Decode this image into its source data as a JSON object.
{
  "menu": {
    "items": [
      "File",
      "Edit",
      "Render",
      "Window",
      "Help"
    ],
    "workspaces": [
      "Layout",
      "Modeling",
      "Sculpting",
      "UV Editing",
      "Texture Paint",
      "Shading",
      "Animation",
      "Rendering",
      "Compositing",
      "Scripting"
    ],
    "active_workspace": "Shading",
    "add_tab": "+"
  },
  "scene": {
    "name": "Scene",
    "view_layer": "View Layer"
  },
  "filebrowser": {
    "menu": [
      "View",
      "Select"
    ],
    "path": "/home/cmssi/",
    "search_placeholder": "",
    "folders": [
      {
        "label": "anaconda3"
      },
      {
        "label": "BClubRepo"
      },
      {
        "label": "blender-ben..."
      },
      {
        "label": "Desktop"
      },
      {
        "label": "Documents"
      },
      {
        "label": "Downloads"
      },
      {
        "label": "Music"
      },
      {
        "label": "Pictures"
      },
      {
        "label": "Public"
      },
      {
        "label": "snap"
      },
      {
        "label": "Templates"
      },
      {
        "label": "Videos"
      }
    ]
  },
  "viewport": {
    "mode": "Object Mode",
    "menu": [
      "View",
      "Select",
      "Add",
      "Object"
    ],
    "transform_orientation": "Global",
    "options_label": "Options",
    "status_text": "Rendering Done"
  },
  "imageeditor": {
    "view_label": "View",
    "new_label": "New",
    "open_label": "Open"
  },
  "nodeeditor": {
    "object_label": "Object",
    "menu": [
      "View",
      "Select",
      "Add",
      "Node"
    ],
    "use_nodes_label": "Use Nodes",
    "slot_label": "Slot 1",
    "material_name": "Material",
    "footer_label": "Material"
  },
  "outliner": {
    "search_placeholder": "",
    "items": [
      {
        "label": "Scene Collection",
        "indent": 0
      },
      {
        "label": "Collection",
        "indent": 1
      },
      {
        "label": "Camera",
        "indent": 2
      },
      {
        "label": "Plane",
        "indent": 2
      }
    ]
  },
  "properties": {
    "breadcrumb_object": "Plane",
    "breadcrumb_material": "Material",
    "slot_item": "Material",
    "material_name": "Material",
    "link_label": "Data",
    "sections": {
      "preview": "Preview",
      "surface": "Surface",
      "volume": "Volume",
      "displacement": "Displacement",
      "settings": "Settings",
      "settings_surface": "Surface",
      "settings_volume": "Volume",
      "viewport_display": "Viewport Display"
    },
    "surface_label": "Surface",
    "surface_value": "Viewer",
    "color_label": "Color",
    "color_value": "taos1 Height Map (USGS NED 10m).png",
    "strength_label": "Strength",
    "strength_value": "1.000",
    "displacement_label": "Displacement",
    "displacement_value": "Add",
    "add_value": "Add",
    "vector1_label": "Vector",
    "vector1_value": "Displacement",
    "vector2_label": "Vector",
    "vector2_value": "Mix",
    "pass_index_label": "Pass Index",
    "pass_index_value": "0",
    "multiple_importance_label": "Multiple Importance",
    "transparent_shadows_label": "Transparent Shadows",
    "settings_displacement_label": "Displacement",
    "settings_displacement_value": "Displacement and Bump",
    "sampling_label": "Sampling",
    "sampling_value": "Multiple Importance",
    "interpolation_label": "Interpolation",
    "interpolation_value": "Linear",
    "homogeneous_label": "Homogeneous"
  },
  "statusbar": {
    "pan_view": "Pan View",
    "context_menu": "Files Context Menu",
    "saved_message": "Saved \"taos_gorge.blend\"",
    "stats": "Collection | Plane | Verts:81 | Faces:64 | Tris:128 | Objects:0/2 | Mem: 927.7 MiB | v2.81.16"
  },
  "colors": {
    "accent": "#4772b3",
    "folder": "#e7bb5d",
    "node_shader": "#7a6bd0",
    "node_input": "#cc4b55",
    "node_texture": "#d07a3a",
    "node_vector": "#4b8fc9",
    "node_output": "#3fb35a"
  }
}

★ ★ ★ ★ ★

Each record above should be output again exactly.

The answer
Decode this image into its source data as a JSON object.
{
  "menu": {
    "items": [
      "File",
      "Edit",
      "Render",
      "Window",
      "Help"
    ],
    "workspaces": [
      "Layout",
      "Modeling",
      "Sculpting",
      "UV Editing",
      "Texture Paint",
      "Shading",
      "Animation",
      "Rendering",
      "Compositing",
      "Scripting"
    ],
    "active_workspace": "Shading",
    "add_tab": "+"
  },
  "scene": {
    "name": "Scene",
    "view_layer": "View Layer"
  },
  "filebrowser": {
    "menu": [
      "View",
      "Select"
    ],
    "path": "/home/cmssi/",
    "search_placeholder": "",
    "folders": [
      {
        "label": "anaconda3"
      },
      {
        "label": "BClubRepo"
      },
      {
        "label": "blender-ben..."
      },
      {
        "label": "Desktop"
      },
      {
        "label": "Documents"
      },
      {
        "label": "Downloads"
      },
      {
        "label": "Music"
      },
      {
        "label": "Pictures"
      },
      {
        "label": "Public"
      },
      {
        "label": "snap"
      },
      {
        "label": "Templates"
      },
      {
        "label": "Videos"
      }
    ]
  },
  "viewport": {
    "mode": "Object Mode",
    "menu": [
      "View",
      "Select",
      "Add",
      "Object"
    ],
    "transform_orientation": "Global",
    "options_label": "Options",
    "status_text": "Rendering Done"
  },
  "imageeditor": {
    "view_label": "View",
    "new_label": "New",
    "open_label": "Open"
  },
  "nodeeditor": {
    "object_label": "Object",
    "menu": [
      "View",
      "Select",
      "Add",
      "Node"
    ],
    "use_nodes_label": "Use Nodes",
    "slot_label": "Slot 1",
    "material_name": "Material",
    "footer_label": "Material"
  },
  "outliner": {
    "search_placeholder": "",
    "items": [
      {
        "label": "Scene Collection",
        "indent": 0
      },
      {
        "label": "Collection",
        "indent": 1
      },
      {
        "label": "Camera",
        "indent": 2
      },
      {
        "label": "Plane",
        "indent": 2
      }
    ]
  },
  "properties": {
    "breadcrumb_object": "Plane",
    "breadcrumb_material": "Material",
    "slot_item": "Material",
    "material_name": "Material",
    "link_label": "Data",
    "sections": {
      "preview": "Preview",
      "surface": "Surface",
      "volume": "Volume",
      "displacement": "Displacement",
      "settings": "Settings",
      "settings_surface": "Surface",
      "settings_volume": "Volume",
      "viewport_display": "Viewport Display"
    },
    "surface_label": "Surface",
    "surface_value": "Viewer",
    "color_label": "Color",
    "color_value": "taos1 Height Map (USGS NED 10m).png",
    "strength_label": "Strength",
    "strength_value": "1.000",
    "displacement_label": "Displacement",
    "displacement_value": "Add",
    "add_value": "Add",
    "vector1_label": "Vector",
    "vector1_value": "Displacement",
    "vector2_label": "Vector",
    "vector2_value": "Mix",
    "pass_index_label": "Pass Index",
    "pass_index_value": "0",
    "multiple_importance_label": "Multiple Importance",
    "transparent_shadows_label": "Transparent Shadows",
    "settings_displacement_label": "Displacement",
    "settings_displacement_value": "Displacement and Bump",
    "sampling_label": "Sampling",
    "sampling_value": "Multiple Importance",
    "interpolation_label": "Interpolation",
    "interpolation_value": "Linear",
    "homogeneous_label": "Homogeneous"
  },
  "statusbar": {
    "pan_view": "Pan View",
    "context_menu": "Files Context Menu",
    "saved_message": "Saved \"taos_gorge.blend\"",
    "stats": "Collection | Plane | Verts:81 | Faces:64 | Tris:128 | Objects:0/2 | Mem: 927.7 MiB | v2.81.16"
  },
  "colors": {
    "accent": "#4772b3",
    "folder": "#e7bb5d",
    "node_shader": "#7a6bd0",
    "node_input": "#cc4b55",
    "node_texture": "#d07a3a",
    "node_vector": "#4b8fc9",
    "node_output": "#3fb35a"
  }
}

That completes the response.